■ SET TASK ■
Select, from the material below, each line with "structured" in it.

☆ ☆ ☆ ☆ ☆

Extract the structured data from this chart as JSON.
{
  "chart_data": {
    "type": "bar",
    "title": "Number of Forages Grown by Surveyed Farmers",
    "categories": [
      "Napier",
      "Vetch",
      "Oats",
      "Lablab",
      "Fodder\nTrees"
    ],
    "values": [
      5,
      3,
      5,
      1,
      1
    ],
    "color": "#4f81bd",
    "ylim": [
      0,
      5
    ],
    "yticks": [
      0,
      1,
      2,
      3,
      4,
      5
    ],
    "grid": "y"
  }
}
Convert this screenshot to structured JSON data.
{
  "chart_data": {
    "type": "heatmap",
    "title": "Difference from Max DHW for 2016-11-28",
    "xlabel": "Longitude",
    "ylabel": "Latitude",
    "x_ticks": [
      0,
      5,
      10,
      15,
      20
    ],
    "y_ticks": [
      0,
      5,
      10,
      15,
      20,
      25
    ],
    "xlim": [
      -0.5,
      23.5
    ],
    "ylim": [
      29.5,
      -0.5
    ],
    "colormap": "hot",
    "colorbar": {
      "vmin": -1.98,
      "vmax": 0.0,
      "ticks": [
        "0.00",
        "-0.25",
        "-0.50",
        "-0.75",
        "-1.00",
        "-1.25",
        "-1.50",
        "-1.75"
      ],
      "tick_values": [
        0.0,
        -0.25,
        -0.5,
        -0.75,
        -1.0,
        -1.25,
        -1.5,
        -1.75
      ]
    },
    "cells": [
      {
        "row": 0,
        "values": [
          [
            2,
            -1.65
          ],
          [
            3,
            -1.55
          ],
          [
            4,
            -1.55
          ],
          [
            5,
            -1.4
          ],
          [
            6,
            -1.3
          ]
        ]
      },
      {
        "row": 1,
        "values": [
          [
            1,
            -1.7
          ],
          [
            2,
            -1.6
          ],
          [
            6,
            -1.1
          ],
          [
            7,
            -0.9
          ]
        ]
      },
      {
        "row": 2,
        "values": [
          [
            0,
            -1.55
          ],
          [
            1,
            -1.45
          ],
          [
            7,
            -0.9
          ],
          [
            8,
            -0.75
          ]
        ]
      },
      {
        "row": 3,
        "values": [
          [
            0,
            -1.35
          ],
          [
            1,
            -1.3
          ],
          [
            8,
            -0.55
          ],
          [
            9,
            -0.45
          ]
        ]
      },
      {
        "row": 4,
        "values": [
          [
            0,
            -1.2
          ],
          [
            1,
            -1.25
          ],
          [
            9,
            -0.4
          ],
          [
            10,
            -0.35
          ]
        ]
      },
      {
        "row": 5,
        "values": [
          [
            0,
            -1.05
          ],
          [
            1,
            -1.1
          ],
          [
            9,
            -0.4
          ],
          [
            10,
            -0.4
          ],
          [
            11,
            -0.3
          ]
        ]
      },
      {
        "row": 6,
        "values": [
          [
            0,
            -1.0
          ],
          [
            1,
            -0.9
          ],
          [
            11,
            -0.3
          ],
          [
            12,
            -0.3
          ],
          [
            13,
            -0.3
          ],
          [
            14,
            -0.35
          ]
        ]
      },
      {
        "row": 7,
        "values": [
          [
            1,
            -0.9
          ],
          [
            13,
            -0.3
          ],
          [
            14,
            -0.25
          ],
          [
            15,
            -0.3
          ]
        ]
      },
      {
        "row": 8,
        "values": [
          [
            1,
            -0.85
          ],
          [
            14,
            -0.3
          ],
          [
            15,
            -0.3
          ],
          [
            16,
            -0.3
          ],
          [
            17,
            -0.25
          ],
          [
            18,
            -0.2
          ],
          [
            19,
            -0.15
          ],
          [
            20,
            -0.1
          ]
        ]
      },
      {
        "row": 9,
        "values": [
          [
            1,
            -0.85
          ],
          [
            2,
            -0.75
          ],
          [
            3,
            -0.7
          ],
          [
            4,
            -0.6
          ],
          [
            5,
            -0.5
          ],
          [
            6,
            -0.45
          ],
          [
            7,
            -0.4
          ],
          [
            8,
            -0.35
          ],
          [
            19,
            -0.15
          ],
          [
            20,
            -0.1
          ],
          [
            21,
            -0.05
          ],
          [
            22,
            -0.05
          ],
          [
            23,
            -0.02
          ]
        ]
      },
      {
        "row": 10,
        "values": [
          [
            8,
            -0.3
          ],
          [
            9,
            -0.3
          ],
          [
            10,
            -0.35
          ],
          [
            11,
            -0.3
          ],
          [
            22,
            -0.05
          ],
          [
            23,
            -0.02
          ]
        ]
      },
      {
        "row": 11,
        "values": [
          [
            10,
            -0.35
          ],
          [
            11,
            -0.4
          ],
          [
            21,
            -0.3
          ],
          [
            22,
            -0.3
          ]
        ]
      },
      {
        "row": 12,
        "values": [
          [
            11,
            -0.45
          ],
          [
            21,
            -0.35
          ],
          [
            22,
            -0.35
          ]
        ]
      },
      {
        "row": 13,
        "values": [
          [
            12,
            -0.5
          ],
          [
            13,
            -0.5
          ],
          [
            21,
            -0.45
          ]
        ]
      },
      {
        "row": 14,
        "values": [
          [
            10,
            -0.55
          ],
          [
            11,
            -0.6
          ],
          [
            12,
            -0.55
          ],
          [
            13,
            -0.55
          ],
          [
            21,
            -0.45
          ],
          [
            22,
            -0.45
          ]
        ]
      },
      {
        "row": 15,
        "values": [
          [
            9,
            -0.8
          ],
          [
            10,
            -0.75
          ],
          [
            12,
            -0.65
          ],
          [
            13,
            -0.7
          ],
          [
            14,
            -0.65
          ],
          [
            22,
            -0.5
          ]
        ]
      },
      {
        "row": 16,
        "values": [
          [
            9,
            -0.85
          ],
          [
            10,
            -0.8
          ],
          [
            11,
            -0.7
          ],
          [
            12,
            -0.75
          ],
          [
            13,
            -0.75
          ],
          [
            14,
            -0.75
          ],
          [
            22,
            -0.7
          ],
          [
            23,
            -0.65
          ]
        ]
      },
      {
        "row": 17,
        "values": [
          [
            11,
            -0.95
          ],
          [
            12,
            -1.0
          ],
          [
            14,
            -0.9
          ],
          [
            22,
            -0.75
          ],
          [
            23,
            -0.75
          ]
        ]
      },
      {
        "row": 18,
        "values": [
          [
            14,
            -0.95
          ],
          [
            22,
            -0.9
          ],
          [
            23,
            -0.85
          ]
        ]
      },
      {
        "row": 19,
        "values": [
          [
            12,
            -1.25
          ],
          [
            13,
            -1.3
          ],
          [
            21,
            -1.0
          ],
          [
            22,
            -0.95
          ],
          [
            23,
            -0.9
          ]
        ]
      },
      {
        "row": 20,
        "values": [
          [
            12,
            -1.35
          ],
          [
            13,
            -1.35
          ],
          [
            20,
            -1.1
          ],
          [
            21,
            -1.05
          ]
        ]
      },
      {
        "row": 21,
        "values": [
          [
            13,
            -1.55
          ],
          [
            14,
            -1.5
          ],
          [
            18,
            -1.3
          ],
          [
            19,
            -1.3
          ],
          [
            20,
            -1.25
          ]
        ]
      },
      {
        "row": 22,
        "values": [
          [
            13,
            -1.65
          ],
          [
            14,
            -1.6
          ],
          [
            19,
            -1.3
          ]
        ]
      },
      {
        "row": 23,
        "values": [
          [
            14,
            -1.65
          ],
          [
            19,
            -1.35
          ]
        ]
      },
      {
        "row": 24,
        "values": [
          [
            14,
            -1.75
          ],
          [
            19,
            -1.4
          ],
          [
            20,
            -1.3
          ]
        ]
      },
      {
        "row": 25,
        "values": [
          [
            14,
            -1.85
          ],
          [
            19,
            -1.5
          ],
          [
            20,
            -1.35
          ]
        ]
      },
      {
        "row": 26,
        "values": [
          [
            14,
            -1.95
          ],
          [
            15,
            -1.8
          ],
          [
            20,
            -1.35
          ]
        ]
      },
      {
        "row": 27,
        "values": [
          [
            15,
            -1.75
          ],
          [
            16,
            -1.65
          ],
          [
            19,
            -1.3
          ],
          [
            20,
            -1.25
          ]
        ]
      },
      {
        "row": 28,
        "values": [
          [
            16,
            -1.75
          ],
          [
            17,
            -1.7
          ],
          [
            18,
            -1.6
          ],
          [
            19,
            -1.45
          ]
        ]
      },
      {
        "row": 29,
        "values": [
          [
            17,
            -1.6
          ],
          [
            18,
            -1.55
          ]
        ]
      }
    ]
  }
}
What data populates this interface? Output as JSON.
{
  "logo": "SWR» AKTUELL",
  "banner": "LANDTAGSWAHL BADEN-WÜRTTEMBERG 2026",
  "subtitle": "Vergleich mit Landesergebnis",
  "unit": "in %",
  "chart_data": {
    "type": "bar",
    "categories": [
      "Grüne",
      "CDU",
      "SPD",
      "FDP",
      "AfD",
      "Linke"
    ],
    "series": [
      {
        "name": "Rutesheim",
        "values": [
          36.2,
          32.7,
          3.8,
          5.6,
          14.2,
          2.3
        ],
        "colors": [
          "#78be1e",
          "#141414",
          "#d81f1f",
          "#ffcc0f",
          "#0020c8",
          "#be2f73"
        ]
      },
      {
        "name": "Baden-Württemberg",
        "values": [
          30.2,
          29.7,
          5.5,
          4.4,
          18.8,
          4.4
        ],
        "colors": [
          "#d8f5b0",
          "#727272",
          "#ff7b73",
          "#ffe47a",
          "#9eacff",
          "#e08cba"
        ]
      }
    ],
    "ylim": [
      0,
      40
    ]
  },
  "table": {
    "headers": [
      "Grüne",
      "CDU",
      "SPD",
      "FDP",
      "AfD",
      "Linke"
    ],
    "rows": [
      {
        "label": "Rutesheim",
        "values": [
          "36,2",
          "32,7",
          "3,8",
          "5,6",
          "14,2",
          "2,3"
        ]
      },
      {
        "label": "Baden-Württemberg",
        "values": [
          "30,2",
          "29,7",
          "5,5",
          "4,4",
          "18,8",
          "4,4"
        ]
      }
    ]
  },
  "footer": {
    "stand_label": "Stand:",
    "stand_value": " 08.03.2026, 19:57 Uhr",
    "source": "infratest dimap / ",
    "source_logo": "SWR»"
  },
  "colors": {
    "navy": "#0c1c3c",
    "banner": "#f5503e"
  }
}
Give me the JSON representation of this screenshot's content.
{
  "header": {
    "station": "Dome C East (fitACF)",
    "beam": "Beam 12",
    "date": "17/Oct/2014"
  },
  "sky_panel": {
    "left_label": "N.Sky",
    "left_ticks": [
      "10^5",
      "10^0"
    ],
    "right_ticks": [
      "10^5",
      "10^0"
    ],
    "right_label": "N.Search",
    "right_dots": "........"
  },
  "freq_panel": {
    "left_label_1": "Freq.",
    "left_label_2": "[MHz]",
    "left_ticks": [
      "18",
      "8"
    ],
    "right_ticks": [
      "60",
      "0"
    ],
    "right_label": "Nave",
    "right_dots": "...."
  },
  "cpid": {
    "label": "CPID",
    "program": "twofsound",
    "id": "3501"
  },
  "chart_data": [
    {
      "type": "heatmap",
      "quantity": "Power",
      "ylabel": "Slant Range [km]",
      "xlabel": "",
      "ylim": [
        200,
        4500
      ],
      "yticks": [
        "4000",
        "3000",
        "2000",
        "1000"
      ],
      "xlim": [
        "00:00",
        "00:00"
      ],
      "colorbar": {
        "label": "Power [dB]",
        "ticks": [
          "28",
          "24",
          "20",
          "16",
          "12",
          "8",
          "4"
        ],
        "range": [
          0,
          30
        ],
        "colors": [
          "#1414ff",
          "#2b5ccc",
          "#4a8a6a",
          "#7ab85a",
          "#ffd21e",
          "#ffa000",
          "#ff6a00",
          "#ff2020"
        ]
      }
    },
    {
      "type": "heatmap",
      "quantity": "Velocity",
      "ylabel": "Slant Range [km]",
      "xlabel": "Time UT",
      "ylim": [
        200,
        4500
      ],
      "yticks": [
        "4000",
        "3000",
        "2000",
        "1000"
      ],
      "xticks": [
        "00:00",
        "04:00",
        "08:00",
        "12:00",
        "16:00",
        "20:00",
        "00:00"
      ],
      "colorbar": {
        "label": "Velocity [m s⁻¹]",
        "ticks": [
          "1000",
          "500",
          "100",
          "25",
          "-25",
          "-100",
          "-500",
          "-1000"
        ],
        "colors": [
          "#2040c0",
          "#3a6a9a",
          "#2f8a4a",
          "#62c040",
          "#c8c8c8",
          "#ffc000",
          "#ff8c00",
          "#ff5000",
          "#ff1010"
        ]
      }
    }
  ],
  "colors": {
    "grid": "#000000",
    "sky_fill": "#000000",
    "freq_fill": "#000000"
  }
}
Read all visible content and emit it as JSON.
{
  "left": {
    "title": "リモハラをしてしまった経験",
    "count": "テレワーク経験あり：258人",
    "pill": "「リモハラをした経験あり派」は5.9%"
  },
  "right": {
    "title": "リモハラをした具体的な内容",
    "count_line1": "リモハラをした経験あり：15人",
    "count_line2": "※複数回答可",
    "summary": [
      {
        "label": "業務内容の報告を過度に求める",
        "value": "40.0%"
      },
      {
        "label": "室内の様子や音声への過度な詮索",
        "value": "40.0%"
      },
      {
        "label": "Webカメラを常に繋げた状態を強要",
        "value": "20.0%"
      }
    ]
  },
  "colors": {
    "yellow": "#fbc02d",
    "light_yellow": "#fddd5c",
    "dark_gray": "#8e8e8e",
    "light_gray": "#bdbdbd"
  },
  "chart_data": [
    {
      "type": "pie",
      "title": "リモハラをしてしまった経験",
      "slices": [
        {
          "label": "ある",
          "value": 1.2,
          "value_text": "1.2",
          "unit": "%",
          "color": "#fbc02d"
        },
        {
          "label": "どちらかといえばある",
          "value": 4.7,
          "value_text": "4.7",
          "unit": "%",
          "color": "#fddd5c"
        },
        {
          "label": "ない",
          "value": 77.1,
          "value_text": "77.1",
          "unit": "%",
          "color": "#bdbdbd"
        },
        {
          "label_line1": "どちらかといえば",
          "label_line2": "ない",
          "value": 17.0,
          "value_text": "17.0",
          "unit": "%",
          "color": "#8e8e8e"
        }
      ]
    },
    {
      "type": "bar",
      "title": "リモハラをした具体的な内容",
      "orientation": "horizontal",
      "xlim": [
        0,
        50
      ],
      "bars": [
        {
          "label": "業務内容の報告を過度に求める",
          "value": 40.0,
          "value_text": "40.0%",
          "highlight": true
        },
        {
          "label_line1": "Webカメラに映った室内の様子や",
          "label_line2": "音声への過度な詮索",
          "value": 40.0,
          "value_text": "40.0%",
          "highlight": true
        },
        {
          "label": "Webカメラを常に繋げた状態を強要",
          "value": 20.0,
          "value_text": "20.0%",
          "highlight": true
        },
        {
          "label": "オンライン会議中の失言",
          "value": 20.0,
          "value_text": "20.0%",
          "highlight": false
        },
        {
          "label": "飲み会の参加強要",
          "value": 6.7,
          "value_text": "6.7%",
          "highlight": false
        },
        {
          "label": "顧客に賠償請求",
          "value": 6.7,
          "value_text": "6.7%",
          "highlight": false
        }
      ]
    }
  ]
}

☆ ☆ ☆ ☆ ☆

■ SOLUTION ■
Extract the structured data from this chart as JSON.
Convert this screenshot to structured JSON data.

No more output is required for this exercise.